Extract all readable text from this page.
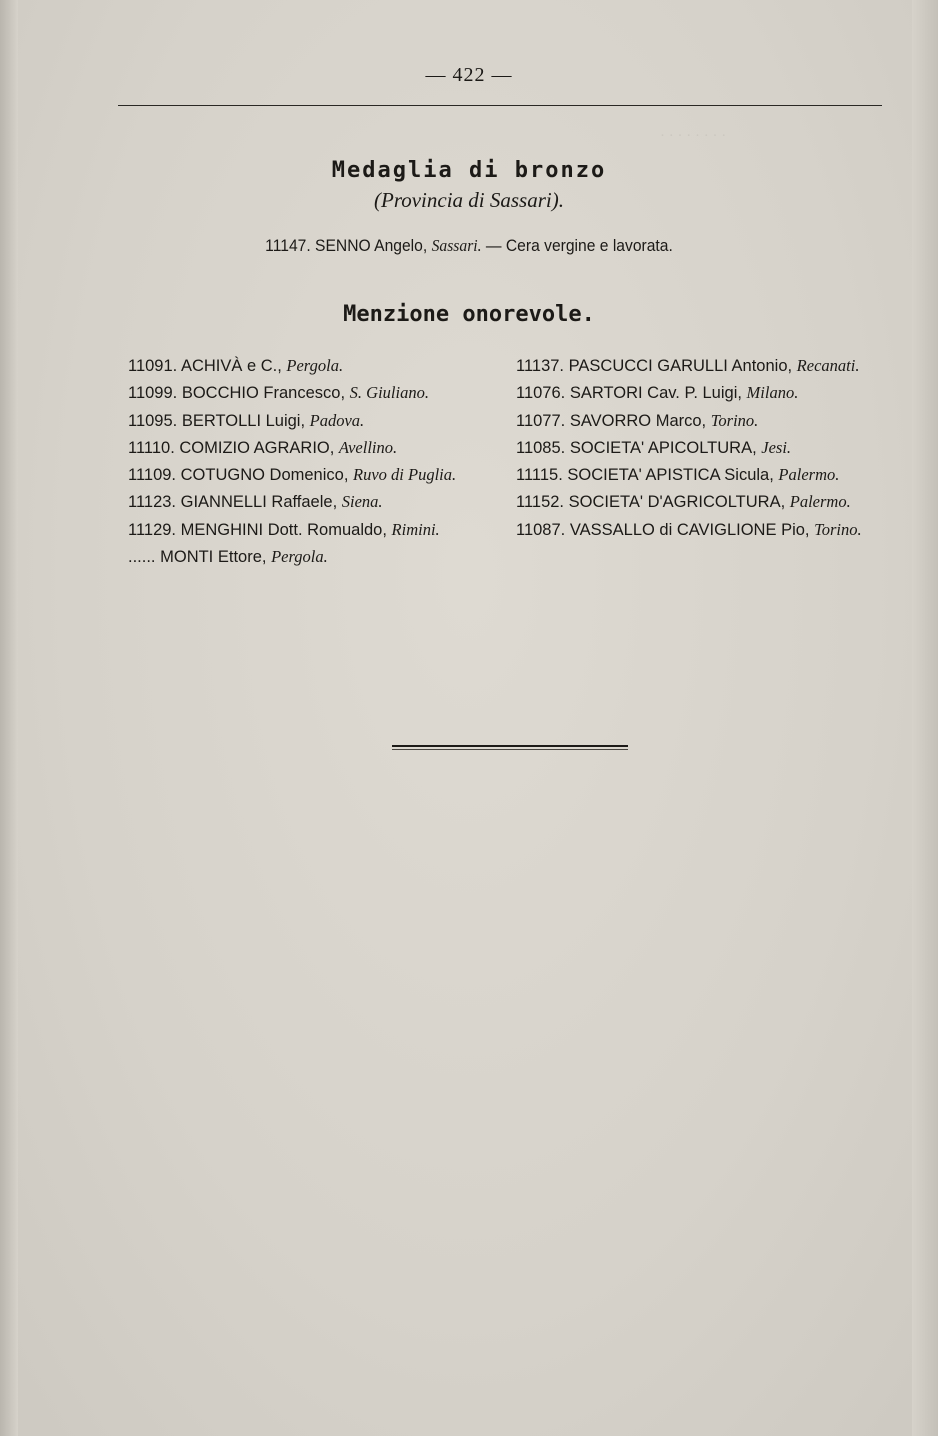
· · · · · · · ·
— 422 —
Medaglia di bronzo
(Provincia di Sassari).
11147. SENNO Angelo, Sassari. — Cera vergine e lavorata.
Menzione onorevole.
11091. ACHIVÀ e C., Pergola.
11099. BOCCHIO Francesco, S. Giuliano.
11095. BERTOLLI Luigi, Padova.
11110. COMIZIO AGRARIO, Avellino.
11109. COTUGNO Domenico, Ruvo di Puglia.
11123. GIANNELLI Raffaele, Siena.
11129. MENGHINI Dott. Romualdo, Rimini.
...... MONTI Ettore, Pergola.
11137. PASCUCCI GARULLI Antonio, Recanati.
11076. SARTORI Cav. P. Luigi, Milano.
11077. SAVORRO Marco, Torino.
11085. SOCIETA' APICOLTURA, Jesi.
11115. SOCIETA' APISTICA Sicula, Palermo.
11152. SOCIETA' D'AGRICOLTURA, Palermo.
11087. VASSALLO di CAVIGLIONE Pio, Torino.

PROBLEM DETAILS:
Strip the images and reproduce the remaining records precisely.

ANSWER BELOW:
Extract all readable text from this page.
· · · · · · · ·
— 422 —
Medaglia di bronzo
(Provincia di Sassari).
11147. SENNO Angelo, Sassari. — Cera vergine e lavorata.
Menzione onorevole.
11091. ACHIVÀ e C., Pergola.
11099. BOCCHIO Francesco, S. Giuliano.
11095. BERTOLLI Luigi, Padova.
11110. COMIZIO AGRARIO, Avellino.
11109. COTUGNO Domenico, Ruvo di Puglia.
11123. GIANNELLI Raffaele, Siena.
11129. MENGHINI Dott. Romualdo, Rimini.
...... MONTI Ettore, Pergola.
11137. PASCUCCI GARULLI Antonio, Recanati.
11076. SARTORI Cav. P. Luigi, Milano.
11077. SAVORRO Marco, Torino.
11085. SOCIETA' APICOLTURA, Jesi.
11115. SOCIETA' APISTICA Sicula, Palermo.
11152. SOCIETA' D'AGRICOLTURA, Palermo.
11087. VASSALLO di CAVIGLIONE Pio, Torino.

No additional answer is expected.